#### GIVEN EXERCISE A
List every script file named under "scripts/" in the crossword solver write-up below.

#### QUOTED PASSAGE
How I Built a Swedish Crossword Solver with Astro and 400,000+ Words
I recently launched Korsordsakuten — a free Swedish crossword solver — and learned a lot about building SEO-driven content sites with Astro. Here's what I built and what I learned along the way.
What It Does
The site lets you:
- Search 400,000+ Swedish word forms by clue, pattern, or length
- Filter answers by letter count (e.g. "give me 6-letter synonyms only")
- Browse prefix/suffix indexes (words starting with SK, ending with ERA etc.)
- Solve anagrams
- Play a daily Wordle-style word game
The Stack
- Astro 6 (SSR mode, Node adapter) — perfect for content-heavy sites. Each route is server-rendered but the build is still fast.
- Node.js 22 on Render (free tier)
- GitHub Pages as a static sitemap mirror — more on this below
- Zero client-side JS frameworks. Just vanilla JS where needed.
The Data Pipeline
The word database is built from public Swedish word lists, processed through a Node.js pipeline:
scripts/
build-worddb.mjs # Build words.json, synonyms.json, related.json
build-phrases.mjs # Process multi-word crossword entries
build-sitemaps.mjs # Generate 278 sitemap files × 1000 URLs each
publish-sitemaps.mjs # Push sitemaps to GitHub Pages mirror
The synonym/related data is derived from Swedish lexical resources, giving each word a list of crossword-appropriate answers.

#### PROVIDED INFORMATION
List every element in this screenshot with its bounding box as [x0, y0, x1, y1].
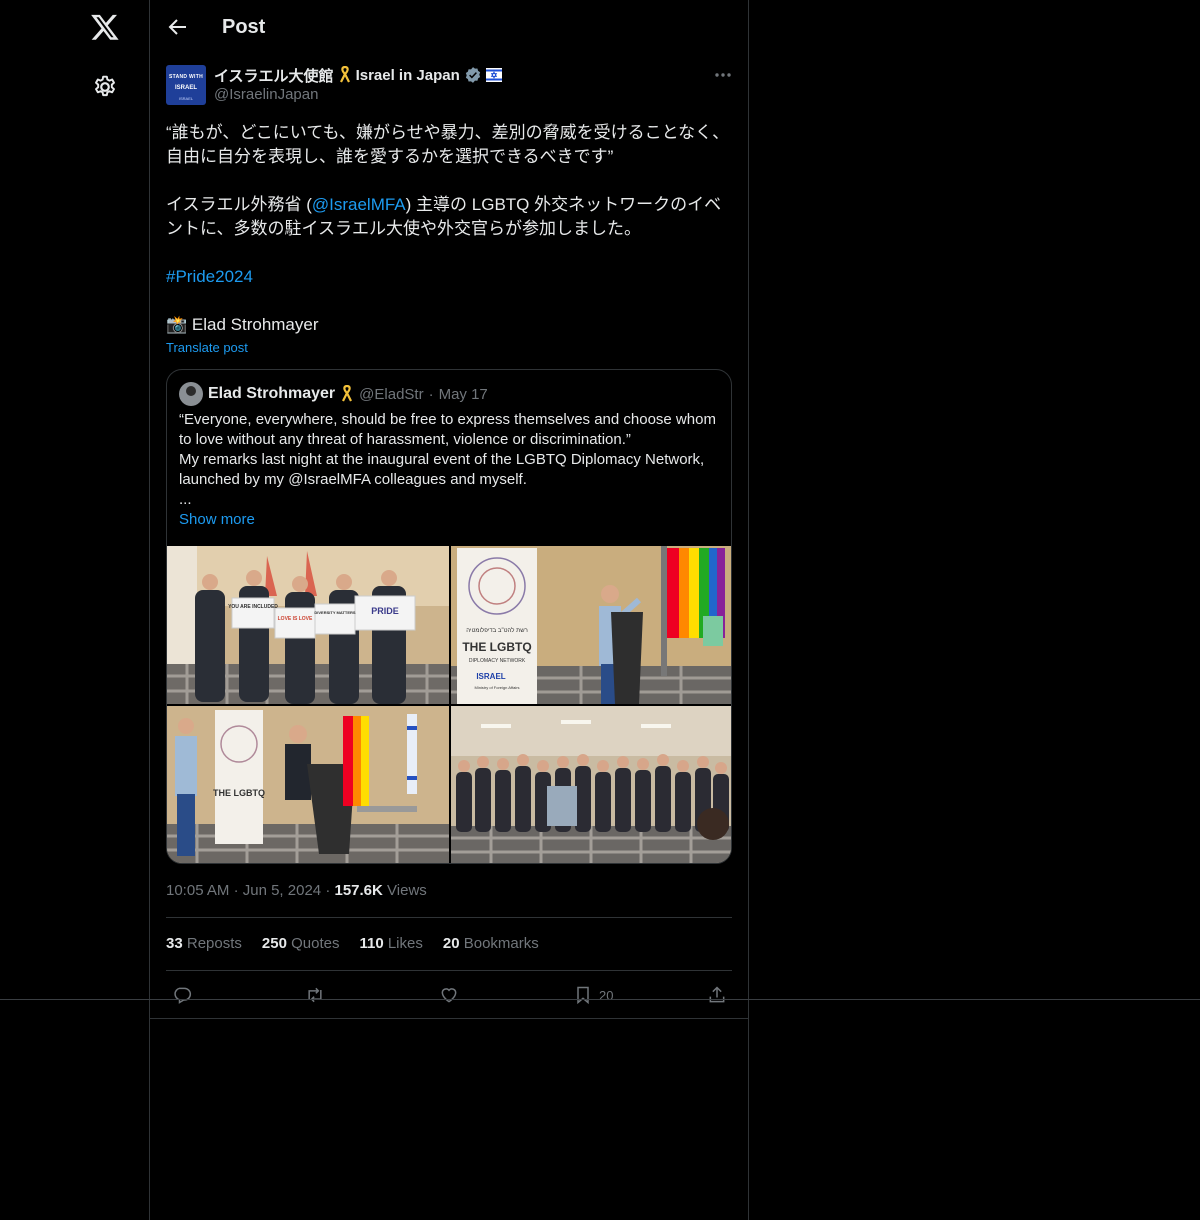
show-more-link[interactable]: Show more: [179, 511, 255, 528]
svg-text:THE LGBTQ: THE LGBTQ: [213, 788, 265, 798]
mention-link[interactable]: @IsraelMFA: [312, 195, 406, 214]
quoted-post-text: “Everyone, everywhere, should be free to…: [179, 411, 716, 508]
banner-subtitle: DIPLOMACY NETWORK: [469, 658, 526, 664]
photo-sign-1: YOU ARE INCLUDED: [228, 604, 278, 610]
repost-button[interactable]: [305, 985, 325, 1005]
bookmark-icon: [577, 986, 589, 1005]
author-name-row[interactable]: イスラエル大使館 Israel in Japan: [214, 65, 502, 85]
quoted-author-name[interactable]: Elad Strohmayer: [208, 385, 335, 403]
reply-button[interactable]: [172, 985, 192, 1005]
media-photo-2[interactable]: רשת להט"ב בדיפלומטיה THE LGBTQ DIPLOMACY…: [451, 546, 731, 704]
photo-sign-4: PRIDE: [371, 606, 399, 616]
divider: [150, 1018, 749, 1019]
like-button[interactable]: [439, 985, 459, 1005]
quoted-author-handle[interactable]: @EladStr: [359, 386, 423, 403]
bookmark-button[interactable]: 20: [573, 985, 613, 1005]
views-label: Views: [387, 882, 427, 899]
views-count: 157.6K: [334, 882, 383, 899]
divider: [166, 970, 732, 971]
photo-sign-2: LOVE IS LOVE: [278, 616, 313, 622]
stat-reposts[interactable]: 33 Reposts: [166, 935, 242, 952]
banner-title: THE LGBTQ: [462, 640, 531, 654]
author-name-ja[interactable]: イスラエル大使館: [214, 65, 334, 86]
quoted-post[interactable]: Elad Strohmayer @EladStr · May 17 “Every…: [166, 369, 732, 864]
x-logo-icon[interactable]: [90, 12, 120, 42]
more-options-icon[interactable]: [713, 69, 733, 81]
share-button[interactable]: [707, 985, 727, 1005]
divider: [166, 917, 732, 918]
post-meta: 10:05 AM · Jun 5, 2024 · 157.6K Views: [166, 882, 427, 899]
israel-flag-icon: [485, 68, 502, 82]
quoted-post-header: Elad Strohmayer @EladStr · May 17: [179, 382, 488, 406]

#### GIVEN EXERCISE B
Reproduce the part of the records that opens with the line containing "show-more-link[interactable]: Show more: [179, 511, 255, 528]" and closes with the line containing "reply-button[interactable]: [172, 985, 192, 1005]", including both of those lines.

#### TASK OUTPUT A
build-worddb.mjs
build-phrases.mjs
build-sitemaps.mjs
publish-sitemaps.mjs

#### TASK OUTPUT B
show-more-link[interactable]: Show more: [179, 511, 255, 528]
svg-text:THE LGBTQ: THE LGBTQ: [213, 788, 265, 798]
mention-link[interactable]: @IsraelMFA: [312, 195, 406, 214]
quoted-post-text: “Everyone, everywhere, should be free to…: [179, 411, 716, 508]
banner-subtitle: DIPLOMACY NETWORK: [469, 658, 526, 664]
photo-sign-1: YOU ARE INCLUDED: [228, 604, 278, 610]
repost-button[interactable]: [305, 985, 325, 1005]
bookmark-icon: [577, 986, 589, 1005]
author-name-row[interactable]: イスラエル大使館 Israel in Japan: [214, 65, 502, 85]
quoted-author-name[interactable]: Elad Strohmayer: [208, 385, 335, 403]
reply-button[interactable]: [172, 985, 192, 1005]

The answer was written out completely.